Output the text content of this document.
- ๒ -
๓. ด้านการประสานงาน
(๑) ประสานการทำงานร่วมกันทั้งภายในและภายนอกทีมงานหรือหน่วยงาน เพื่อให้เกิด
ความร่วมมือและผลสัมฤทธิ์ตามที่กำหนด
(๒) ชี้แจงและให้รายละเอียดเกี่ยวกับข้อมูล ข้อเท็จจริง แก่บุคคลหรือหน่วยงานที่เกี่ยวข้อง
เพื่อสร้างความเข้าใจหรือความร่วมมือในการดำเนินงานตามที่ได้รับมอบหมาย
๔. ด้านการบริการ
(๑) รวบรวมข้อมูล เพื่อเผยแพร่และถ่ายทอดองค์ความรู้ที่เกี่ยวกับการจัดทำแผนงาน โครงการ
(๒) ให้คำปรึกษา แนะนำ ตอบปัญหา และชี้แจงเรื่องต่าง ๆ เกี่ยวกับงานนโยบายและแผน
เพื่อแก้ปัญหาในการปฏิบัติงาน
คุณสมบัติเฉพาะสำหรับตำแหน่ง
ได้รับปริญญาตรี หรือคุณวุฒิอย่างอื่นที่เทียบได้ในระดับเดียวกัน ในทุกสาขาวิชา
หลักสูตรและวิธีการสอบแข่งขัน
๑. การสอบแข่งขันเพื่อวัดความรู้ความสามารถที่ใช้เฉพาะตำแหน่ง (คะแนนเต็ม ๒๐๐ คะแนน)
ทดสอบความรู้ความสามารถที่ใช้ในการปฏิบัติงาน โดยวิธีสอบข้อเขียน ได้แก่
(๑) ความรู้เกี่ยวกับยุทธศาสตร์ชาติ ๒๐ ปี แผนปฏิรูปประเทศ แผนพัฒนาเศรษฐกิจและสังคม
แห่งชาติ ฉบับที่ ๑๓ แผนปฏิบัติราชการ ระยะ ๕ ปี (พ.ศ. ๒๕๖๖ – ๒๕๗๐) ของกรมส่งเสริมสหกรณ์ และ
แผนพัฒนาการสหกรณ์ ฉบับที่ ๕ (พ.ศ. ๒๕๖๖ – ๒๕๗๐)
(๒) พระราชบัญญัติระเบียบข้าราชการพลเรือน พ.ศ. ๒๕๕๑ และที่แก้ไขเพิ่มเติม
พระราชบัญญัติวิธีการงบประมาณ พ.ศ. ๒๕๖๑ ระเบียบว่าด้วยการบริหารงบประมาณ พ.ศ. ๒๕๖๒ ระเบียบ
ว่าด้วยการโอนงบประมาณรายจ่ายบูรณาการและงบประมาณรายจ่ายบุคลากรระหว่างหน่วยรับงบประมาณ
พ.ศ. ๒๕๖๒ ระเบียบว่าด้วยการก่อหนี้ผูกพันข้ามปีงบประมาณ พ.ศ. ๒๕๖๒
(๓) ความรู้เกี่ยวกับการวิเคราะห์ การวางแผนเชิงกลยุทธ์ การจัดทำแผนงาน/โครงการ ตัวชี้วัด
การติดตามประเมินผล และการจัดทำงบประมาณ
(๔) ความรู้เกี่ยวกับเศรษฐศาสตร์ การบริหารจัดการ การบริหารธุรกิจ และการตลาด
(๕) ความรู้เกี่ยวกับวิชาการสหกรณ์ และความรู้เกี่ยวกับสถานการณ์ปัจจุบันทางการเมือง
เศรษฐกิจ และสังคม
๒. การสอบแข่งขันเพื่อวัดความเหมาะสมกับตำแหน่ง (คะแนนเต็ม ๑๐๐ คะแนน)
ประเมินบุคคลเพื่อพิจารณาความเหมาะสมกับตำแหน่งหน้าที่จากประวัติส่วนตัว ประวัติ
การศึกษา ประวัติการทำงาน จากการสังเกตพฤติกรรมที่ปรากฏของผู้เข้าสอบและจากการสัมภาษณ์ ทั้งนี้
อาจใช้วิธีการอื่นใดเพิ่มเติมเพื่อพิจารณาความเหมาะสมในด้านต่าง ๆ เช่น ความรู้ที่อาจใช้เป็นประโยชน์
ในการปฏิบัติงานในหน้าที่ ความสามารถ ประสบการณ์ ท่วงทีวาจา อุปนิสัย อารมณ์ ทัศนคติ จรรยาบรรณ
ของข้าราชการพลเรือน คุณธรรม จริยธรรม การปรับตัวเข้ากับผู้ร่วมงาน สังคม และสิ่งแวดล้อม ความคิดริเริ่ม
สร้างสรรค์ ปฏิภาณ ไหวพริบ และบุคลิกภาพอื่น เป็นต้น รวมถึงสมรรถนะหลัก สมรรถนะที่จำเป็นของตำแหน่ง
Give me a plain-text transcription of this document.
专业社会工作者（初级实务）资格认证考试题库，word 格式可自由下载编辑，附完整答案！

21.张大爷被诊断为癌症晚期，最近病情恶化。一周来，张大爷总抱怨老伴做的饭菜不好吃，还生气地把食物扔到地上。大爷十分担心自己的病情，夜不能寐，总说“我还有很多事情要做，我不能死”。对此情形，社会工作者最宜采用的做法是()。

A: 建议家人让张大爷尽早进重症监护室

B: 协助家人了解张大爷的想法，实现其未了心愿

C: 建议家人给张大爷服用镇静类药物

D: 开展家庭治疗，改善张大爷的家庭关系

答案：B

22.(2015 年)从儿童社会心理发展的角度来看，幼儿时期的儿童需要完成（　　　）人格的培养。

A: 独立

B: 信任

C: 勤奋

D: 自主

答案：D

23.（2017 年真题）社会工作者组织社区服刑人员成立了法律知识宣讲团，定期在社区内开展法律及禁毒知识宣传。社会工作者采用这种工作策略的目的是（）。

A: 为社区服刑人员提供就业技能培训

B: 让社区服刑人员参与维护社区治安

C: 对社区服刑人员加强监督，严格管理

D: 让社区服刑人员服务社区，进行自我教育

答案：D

------------------------------------------------------------------------

### SET PROBLEM:
Transcribe each entry exactly.

### RESPONSE:
Output the text content of this document.
- ๒ -
๓. ด้านการประสานงาน
(๑) ประสานการทำงานร่วมกันทั้งภายในและภายนอกทีมงานหรือหน่วยงาน เพื่อให้เกิด
ความร่วมมือและผลสัมฤทธิ์ตามที่กำหนด
(๒) ชี้แจงและให้รายละเอียดเกี่ยวกับข้อมูล ข้อเท็จจริง แก่บุคคลหรือหน่วยงานที่เกี่ยวข้อง
เพื่อสร้างความเข้าใจหรือความร่วมมือในการดำเนินงานตามที่ได้รับมอบหมาย
๔. ด้านการบริการ
(๑) รวบรวมข้อมูล เพื่อเผยแพร่และถ่ายทอดองค์ความรู้ที่เกี่ยวกับการจัดทำแผนงาน โครงการ
(๒) ให้คำปรึกษา แนะนำ ตอบปัญหา และชี้แจงเรื่องต่าง ๆ เกี่ยวกับงานนโยบายและแผน
เพื่อแก้ปัญหาในการปฏิบัติงาน
คุณสมบัติเฉพาะสำหรับตำแหน่ง
ได้รับปริญญาตรี หรือคุณวุฒิอย่างอื่นที่เทียบได้ในระดับเดียวกัน ในทุกสาขาวิชา
หลักสูตรและวิธีการสอบแข่งขัน
๑. การสอบแข่งขันเพื่อวัดความรู้ความสามารถที่ใช้เฉพาะตำแหน่ง (คะแนนเต็ม ๒๐๐ คะแนน)
ทดสอบความรู้ความสามารถที่ใช้ในการปฏิบัติงาน โดยวิธีสอบข้อเขียน ได้แก่
(๑) ความรู้เกี่ยวกับยุทธศาสตร์ชาติ ๒๐ ปี แผนปฏิรูปประเทศ แผนพัฒนาเศรษฐกิจและสังคม
แห่งชาติ ฉบับที่ ๑๓ แผนปฏิบัติราชการ ระยะ ๕ ปี (พ.ศ. ๒๕๖๖ – ๒๕๗๐) ของกรมส่งเสริมสหกรณ์ และ
แผนพัฒนาการสหกรณ์ ฉบับที่ ๕ (พ.ศ. ๒๕๖๖ – ๒๕๗๐)
(๒) พระราชบัญญัติระเบียบข้าราชการพลเรือน พ.ศ. ๒๕๕๑ และที่แก้ไขเพิ่มเติม
พระราชบัญญัติวิธีการงบประมาณ พ.ศ. ๒๕๖๑ ระเบียบว่าด้วยการบริหารงบประมาณ พ.ศ. ๒๕๖๒ ระเบียบ
ว่าด้วยการโอนงบประมาณรายจ่ายบูรณาการและงบประมาณรายจ่ายบุคลากรระหว่างหน่วยรับงบประมาณ
พ.ศ. ๒๕๖๒ ระเบียบว่าด้วยการก่อหนี้ผูกพันข้ามปีงบประมาณ พ.ศ. ๒๕๖๒
(๓) ความรู้เกี่ยวกับการวิเคราะห์ การวางแผนเชิงกลยุทธ์ การจัดทำแผนงาน/โครงการ ตัวชี้วัด
การติดตามประเมินผล และการจัดทำงบประมาณ
(๔) ความรู้เกี่ยวกับเศรษฐศาสตร์ การบริหารจัดการ การบริหารธุรกิจ และการตลาด
(๕) ความรู้เกี่ยวกับวิชาการสหกรณ์ และความรู้เกี่ยวกับสถานการณ์ปัจจุบันทางการเมือง
เศรษฐกิจ และสังคม
๒. การสอบแข่งขันเพื่อวัดความเหมาะสมกับตำแหน่ง (คะแนนเต็ม ๑๐๐ คะแนน)
ประเมินบุคคลเพื่อพิจารณาความเหมาะสมกับตำแหน่งหน้าที่จากประวัติส่วนตัว ประวัติ
การศึกษา ประวัติการทำงาน จากการสังเกตพฤติกรรมที่ปรากฏของผู้เข้าสอบและจากการสัมภาษณ์ ทั้งนี้
อาจใช้วิธีการอื่นใดเพิ่มเติมเพื่อพิจารณาความเหมาะสมในด้านต่าง ๆ เช่น ความรู้ที่อาจใช้เป็นประโยชน์
ในการปฏิบัติงานในหน้าที่ ความสามารถ ประสบการณ์ ท่วงทีวาจา อุปนิสัย อารมณ์ ทัศนคติ จรรยาบรรณ
ของข้าราชการพลเรือน คุณธรรม จริยธรรม การปรับตัวเข้ากับผู้ร่วมงาน สังคม และสิ่งแวดล้อม ความคิดริเริ่ม
สร้างสรรค์ ปฏิภาณ ไหวพริบ และบุคลิกภาพอื่น เป็นต้น รวมถึงสมรรถนะหลัก สมรรถนะที่จำเป็นของตำแหน่ง
Give me a plain-text transcription of this document.
专业社会工作者（初级实务）资格认证考试题库，word 格式可自由下载编辑，附完整答案！

21.张大爷被诊断为癌症晚期，最近病情恶化。一周来，张大爷总抱怨老伴做的饭菜不好吃，还生气地把食物扔到地上。大爷十分担心自己的病情，夜不能寐，总说“我还有很多事情要做，我不能死”。对此情形，社会工作者最宜采用的做法是()。

A: 建议家人让张大爷尽早进重症监护室

B: 协助家人了解张大爷的想法，实现其未了心愿

C: 建议家人给张大爷服用镇静类药物

D: 开展家庭治疗，改善张大爷的家庭关系

答案：B

22.(2015 年)从儿童社会心理发展的角度来看，幼儿时期的儿童需要完成（　　　）人格的培养。

A: 独立

B: 信任

C: 勤奋

D: 自主

答案：D

23.（2017 年真题）社会工作者组织社区服刑人员成立了法律知识宣讲团，定期在社区内开展法律及禁毒知识宣传。社会工作者采用这种工作策略的目的是（）。

A: 为社区服刑人员提供就业技能培训

B: 让社区服刑人员参与维护社区治安

C: 对社区服刑人员加强监督，严格管理

D: 让社区服刑人员服务社区，进行自我教育

答案：D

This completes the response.